Would you restate, exactly as they appear, the lines from the one containing "Output a JSON" through the end of the data below?
──────── DATA FOR THE TASK
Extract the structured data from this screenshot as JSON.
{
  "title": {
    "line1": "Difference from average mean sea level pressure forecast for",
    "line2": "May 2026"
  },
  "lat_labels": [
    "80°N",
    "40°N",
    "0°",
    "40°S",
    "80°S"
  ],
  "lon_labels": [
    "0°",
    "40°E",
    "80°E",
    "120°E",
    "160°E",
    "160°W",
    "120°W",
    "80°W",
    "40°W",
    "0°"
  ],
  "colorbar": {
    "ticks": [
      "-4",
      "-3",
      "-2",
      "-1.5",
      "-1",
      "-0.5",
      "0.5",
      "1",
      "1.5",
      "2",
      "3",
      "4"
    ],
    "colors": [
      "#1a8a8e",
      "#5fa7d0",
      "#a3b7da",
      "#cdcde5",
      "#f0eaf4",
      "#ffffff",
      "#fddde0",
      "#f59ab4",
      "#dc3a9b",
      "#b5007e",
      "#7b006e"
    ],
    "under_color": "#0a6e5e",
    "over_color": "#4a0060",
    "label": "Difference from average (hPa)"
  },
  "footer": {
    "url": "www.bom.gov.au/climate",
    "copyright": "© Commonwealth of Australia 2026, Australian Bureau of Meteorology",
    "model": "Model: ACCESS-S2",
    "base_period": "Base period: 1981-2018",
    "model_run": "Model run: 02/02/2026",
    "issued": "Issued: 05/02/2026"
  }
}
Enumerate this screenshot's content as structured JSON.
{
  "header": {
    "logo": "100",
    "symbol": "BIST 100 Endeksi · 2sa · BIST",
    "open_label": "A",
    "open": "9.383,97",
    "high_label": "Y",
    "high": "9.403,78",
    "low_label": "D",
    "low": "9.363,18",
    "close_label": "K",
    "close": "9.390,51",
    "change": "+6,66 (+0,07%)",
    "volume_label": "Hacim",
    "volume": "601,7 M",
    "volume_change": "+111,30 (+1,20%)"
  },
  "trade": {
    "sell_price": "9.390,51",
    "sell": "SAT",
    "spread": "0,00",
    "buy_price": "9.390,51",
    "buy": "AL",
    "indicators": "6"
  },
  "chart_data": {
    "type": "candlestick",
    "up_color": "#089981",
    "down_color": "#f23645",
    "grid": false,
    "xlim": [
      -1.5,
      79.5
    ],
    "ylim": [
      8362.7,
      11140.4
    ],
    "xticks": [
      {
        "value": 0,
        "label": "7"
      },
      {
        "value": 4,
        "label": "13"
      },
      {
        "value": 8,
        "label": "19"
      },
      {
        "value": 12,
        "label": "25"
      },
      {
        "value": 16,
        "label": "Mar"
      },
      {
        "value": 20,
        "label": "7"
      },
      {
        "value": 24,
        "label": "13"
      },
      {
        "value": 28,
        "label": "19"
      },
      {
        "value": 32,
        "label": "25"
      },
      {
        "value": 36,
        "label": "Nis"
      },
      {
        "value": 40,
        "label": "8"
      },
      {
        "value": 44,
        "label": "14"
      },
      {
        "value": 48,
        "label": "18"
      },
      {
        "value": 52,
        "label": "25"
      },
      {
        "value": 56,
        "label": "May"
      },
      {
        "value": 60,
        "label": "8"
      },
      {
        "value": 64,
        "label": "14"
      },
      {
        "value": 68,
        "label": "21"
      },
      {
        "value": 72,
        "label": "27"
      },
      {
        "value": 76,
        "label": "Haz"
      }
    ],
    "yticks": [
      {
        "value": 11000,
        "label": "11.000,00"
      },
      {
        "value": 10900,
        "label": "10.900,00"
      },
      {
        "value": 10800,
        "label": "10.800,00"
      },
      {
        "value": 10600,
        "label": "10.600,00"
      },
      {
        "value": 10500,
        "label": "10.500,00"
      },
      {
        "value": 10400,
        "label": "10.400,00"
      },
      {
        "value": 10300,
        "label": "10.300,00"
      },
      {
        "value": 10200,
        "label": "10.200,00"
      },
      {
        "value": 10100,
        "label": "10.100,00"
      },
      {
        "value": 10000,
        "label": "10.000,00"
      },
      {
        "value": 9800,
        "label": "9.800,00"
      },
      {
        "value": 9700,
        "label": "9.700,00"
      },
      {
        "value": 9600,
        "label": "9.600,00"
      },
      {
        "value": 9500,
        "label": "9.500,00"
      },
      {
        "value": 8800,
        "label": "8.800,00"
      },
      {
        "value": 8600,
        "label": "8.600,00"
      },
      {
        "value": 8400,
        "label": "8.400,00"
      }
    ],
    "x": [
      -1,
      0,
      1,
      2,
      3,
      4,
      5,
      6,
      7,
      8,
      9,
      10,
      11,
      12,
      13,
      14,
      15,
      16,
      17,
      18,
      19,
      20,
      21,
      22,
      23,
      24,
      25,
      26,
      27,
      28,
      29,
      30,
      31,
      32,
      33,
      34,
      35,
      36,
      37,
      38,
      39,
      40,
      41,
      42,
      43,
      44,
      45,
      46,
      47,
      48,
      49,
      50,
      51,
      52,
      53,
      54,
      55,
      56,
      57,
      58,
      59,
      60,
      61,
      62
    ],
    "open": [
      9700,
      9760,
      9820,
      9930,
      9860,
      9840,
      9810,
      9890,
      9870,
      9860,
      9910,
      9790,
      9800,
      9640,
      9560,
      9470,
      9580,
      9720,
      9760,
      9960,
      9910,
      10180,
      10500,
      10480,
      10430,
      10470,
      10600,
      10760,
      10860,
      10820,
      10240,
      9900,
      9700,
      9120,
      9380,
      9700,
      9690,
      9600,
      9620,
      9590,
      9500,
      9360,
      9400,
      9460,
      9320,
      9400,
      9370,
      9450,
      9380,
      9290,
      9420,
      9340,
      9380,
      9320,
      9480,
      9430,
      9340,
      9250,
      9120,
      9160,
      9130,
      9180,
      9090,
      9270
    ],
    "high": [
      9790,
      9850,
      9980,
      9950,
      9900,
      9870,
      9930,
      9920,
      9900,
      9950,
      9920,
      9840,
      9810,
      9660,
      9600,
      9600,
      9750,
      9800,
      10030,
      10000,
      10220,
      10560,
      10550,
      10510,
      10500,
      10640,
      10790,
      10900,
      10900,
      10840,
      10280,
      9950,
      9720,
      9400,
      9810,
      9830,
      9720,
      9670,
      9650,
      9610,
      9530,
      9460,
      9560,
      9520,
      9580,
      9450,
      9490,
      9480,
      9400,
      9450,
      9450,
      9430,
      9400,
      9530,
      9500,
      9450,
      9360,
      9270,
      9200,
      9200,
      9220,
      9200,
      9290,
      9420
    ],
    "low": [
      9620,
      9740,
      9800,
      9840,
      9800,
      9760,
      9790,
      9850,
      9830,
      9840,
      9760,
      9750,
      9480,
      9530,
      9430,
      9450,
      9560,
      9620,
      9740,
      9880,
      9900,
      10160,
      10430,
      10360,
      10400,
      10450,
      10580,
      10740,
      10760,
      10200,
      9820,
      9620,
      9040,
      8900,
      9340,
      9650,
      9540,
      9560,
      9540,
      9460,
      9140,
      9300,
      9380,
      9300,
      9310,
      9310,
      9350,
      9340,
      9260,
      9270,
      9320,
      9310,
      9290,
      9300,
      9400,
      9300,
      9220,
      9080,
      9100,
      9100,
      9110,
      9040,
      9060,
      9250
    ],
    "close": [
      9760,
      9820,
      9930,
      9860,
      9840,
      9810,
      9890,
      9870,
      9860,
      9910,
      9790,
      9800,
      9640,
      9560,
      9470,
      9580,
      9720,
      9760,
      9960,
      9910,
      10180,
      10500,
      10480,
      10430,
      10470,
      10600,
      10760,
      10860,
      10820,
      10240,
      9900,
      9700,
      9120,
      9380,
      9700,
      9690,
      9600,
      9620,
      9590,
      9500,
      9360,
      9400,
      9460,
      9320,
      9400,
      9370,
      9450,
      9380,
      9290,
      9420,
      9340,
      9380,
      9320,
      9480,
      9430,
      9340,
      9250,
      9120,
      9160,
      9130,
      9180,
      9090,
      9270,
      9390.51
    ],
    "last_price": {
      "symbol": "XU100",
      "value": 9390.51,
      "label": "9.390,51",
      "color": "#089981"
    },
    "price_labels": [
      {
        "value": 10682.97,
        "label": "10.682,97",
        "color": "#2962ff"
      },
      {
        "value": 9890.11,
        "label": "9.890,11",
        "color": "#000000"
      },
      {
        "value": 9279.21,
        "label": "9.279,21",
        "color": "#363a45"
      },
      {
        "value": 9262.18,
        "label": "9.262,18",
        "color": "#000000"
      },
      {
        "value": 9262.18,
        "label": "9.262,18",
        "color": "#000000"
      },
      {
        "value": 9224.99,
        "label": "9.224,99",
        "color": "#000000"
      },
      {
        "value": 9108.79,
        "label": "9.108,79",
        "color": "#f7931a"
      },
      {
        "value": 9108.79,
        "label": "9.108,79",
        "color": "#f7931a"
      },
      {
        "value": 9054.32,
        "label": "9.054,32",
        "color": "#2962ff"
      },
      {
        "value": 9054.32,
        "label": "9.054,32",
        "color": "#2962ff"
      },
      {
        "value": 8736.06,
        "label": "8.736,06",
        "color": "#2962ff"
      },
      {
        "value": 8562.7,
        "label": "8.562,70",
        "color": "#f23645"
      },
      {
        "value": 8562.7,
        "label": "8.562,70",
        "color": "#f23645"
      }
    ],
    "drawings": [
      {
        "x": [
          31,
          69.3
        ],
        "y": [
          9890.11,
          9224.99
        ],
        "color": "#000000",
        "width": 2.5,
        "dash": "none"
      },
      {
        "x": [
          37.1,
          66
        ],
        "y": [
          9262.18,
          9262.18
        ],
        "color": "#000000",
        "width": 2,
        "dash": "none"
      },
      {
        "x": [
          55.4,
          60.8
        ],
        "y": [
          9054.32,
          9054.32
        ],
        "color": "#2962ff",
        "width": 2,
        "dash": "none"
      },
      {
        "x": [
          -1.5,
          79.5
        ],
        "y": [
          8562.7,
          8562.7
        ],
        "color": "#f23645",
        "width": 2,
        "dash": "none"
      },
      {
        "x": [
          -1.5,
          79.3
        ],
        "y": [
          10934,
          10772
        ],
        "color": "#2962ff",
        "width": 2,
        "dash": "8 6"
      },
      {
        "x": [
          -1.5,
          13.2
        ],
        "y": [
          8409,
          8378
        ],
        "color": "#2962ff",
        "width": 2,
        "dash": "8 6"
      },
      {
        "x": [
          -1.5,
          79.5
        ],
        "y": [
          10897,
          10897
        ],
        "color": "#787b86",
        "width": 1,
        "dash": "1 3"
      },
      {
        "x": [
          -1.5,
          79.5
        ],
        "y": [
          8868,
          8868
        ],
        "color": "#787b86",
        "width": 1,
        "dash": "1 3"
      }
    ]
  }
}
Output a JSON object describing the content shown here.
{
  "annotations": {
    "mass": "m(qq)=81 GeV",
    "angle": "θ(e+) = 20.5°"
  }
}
────────────────
ANSWER IN FULL:
Output a JSON object describing the content shown here.
{
  "annotations": {
    "mass": "m(qq)=81 GeV",
    "angle": "θ(e+) = 20.5°"
  }
}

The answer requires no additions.